■ **Requirements**: Exactly reproduce each line of the listing that follows.

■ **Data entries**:

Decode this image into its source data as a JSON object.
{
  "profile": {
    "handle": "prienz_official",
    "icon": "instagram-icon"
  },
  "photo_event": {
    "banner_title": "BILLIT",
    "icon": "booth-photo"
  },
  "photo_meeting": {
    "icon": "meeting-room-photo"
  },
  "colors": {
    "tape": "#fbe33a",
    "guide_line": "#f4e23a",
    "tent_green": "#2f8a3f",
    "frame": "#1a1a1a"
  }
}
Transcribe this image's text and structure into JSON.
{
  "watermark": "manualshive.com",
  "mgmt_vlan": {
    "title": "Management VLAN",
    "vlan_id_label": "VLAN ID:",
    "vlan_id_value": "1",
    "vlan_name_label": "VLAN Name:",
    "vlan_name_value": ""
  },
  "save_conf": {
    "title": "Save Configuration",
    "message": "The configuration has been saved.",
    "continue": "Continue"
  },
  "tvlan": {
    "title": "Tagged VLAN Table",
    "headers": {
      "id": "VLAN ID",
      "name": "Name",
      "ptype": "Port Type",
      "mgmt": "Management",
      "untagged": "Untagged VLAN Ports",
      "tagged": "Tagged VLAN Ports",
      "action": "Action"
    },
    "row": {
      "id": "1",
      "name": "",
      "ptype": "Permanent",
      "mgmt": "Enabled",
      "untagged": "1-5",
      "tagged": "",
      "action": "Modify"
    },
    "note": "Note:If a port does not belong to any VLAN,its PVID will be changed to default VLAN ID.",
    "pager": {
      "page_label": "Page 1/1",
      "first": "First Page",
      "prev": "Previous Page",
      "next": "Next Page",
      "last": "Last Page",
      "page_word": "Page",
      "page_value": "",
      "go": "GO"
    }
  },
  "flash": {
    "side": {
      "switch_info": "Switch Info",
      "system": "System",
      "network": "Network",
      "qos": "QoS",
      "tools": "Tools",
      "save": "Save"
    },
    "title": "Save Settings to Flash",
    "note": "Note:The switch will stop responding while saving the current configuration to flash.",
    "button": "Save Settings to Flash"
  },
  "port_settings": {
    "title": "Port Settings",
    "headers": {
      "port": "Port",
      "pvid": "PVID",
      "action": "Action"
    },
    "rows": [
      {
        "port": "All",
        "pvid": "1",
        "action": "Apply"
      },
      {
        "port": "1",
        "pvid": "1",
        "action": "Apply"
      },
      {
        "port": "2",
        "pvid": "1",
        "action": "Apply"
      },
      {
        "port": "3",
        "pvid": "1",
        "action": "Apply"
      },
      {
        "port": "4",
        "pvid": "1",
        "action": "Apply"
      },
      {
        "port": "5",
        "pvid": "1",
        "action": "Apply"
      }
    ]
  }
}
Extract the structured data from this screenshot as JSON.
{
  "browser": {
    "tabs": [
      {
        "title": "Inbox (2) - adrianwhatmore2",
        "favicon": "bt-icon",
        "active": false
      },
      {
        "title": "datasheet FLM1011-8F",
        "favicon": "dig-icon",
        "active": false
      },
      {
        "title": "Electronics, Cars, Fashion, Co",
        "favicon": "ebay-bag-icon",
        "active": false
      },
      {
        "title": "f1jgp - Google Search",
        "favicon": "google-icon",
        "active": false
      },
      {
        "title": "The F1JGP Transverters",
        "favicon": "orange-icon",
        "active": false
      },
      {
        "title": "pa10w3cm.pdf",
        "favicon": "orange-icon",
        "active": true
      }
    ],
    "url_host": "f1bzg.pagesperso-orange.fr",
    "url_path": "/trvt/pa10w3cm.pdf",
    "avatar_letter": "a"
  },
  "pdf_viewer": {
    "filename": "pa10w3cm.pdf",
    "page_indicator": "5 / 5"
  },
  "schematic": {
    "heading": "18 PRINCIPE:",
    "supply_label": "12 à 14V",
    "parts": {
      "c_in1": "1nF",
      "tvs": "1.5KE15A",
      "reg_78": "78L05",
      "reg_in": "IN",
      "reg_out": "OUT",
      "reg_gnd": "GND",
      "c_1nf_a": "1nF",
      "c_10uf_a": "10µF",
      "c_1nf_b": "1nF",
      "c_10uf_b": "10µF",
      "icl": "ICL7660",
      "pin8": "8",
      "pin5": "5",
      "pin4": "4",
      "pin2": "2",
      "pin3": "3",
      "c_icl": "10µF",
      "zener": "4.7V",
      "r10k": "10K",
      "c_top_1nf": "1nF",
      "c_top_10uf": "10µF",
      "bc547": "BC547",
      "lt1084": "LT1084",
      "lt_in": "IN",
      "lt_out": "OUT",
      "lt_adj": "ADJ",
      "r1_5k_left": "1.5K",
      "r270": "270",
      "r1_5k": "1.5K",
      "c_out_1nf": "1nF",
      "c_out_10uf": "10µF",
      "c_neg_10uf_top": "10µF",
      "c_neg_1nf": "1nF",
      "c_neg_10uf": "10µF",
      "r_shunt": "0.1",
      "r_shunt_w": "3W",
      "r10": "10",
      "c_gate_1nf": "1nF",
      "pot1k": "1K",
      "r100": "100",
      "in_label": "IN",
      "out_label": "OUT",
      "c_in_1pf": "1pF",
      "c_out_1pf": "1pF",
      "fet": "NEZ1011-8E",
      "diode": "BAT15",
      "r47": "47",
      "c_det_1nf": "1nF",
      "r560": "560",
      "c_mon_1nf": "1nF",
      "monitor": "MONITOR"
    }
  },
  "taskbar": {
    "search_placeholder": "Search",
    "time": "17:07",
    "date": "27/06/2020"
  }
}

■ **Exercise answer**:
Decode this image into its source data as a JSON object.
{
  "profile": {
    "handle": "prienz_official",
    "icon": "instagram-icon"
  },
  "photo_event": {
    "banner_title": "BILLIT",
    "icon": "booth-photo"
  },
  "photo_meeting": {
    "icon": "meeting-room-photo"
  },
  "colors": {
    "tape": "#fbe33a",
    "guide_line": "#f4e23a",
    "tent_green": "#2f8a3f",
    "frame": "#1a1a1a"
  }
}
Transcribe this image's text and structure into JSON.
{
  "watermark": "manualshive.com",
  "mgmt_vlan": {
    "title": "Management VLAN",
    "vlan_id_label": "VLAN ID:",
    "vlan_id_value": "1",
    "vlan_name_label": "VLAN Name:",
    "vlan_name_value": ""
  },
  "save_conf": {
    "title": "Save Configuration",
    "message": "The configuration has been saved.",
    "continue": "Continue"
  },
  "tvlan": {
    "title": "Tagged VLAN Table",
    "headers": {
      "id": "VLAN ID",
      "name": "Name",
      "ptype": "Port Type",
      "mgmt": "Management",
      "untagged": "Untagged VLAN Ports",
      "tagged": "Tagged VLAN Ports",
      "action": "Action"
    },
    "row": {
      "id": "1",
      "name": "",
      "ptype": "Permanent",
      "mgmt": "Enabled",
      "untagged": "1-5",
      "tagged": "",
      "action": "Modify"
    },
    "note": "Note:If a port does not belong to any VLAN,its PVID will be changed to default VLAN ID.",
    "pager": {
      "page_label": "Page 1/1",
      "first": "First Page",
      "prev": "Previous Page",
      "next": "Next Page",
      "last": "Last Page",
      "page_word": "Page",
      "page_value": "",
      "go": "GO"
    }
  },
  "flash": {
    "side": {
      "switch_info": "Switch Info",
      "system": "System",
      "network": "Network",
      "qos": "QoS",
      "tools": "Tools",
      "save": "Save"
    },
    "title": "Save Settings to Flash",
    "note": "Note:The switch will stop responding while saving the current configuration to flash.",
    "button": "Save Settings to Flash"
  },
  "port_settings": {
    "title": "Port Settings",
    "headers": {
      "port": "Port",
      "pvid": "PVID",
      "action": "Action"
    },
    "rows": [
      {
        "port": "All",
        "pvid": "1",
        "action": "Apply"
      },
      {
        "port": "1",
        "pvid": "1",
        "action": "Apply"
      },
      {
        "port": "2",
        "pvid": "1",
        "action": "Apply"
      },
      {
        "port": "3",
        "pvid": "1",
        "action": "Apply"
      },
      {
        "port": "4",
        "pvid": "1",
        "action": "Apply"
      },
      {
        "port": "5",
        "pvid": "1",
        "action": "Apply"
      }
    ]
  }
}
Extract the structured data from this screenshot as JSON.
{
  "browser": {
    "tabs": [
      {
        "title": "Inbox (2) - adrianwhatmore2",
        "favicon": "bt-icon",
        "active": false
      },
      {
        "title": "datasheet FLM1011-8F",
        "favicon": "dig-icon",
        "active": false
      },
      {
        "title": "Electronics, Cars, Fashion, Co",
        "favicon": "ebay-bag-icon",
        "active": false
      },
      {
        "title": "f1jgp - Google Search",
        "favicon": "google-icon",
        "active": false
      },
      {
        "title": "The F1JGP Transverters",
        "favicon": "orange-icon",
        "active": false
      },
      {
        "title": "pa10w3cm.pdf",
        "favicon": "orange-icon",
        "active": true
      }
    ],
    "url_host": "f1bzg.pagesperso-orange.fr",
    "url_path": "/trvt/pa10w3cm.pdf",
    "avatar_letter": "a"
  },
  "pdf_viewer": {
    "filename": "pa10w3cm.pdf",
    "page_indicator": "5 / 5"
  },
  "schematic": {
    "heading": "18 PRINCIPE:",
    "supply_label": "12 à 14V",
    "parts": {
      "c_in1": "1nF",
      "tvs": "1.5KE15A",
      "reg_78": "78L05",
      "reg_in": "IN",
      "reg_out": "OUT",
      "reg_gnd": "GND",
      "c_1nf_a": "1nF",
      "c_10uf_a": "10µF",
      "c_1nf_b": "1nF",
      "c_10uf_b": "10µF",
      "icl": "ICL7660",
      "pin8": "8",
      "pin5": "5",
      "pin4": "4",
      "pin2": "2",
      "pin3": "3",
      "c_icl": "10µF",
      "zener": "4.7V",
      "r10k": "10K",
      "c_top_1nf": "1nF",
      "c_top_10uf": "10µF",
      "bc547": "BC547",
      "lt1084": "LT1084",
      "lt_in": "IN",
      "lt_out": "OUT",
      "lt_adj": "ADJ",
      "r1_5k_left": "1.5K",
      "r270": "270",
      "r1_5k": "1.5K",
      "c_out_1nf": "1nF",
      "c_out_10uf": "10µF",
      "c_neg_10uf_top": "10µF",
      "c_neg_1nf": "1nF",
      "c_neg_10uf": "10µF",
      "r_shunt": "0.1",
      "r_shunt_w": "3W",
      "r10": "10",
      "c_gate_1nf": "1nF",
      "pot1k": "1K",
      "r100": "100",
      "in_label": "IN",
      "out_label": "OUT",
      "c_in_1pf": "1pF",
      "c_out_1pf": "1pF",
      "fet": "NEZ1011-8E",
      "diode": "BAT15",
      "r47": "47",
      "c_det_1nf": "1nF",
      "r560": "560",
      "c_mon_1nf": "1nF",
      "monitor": "MONITOR"
    }
  },
  "taskbar": {
    "search_placeholder": "Search",
    "time": "17:07",
    "date": "27/06/2020"
  }
}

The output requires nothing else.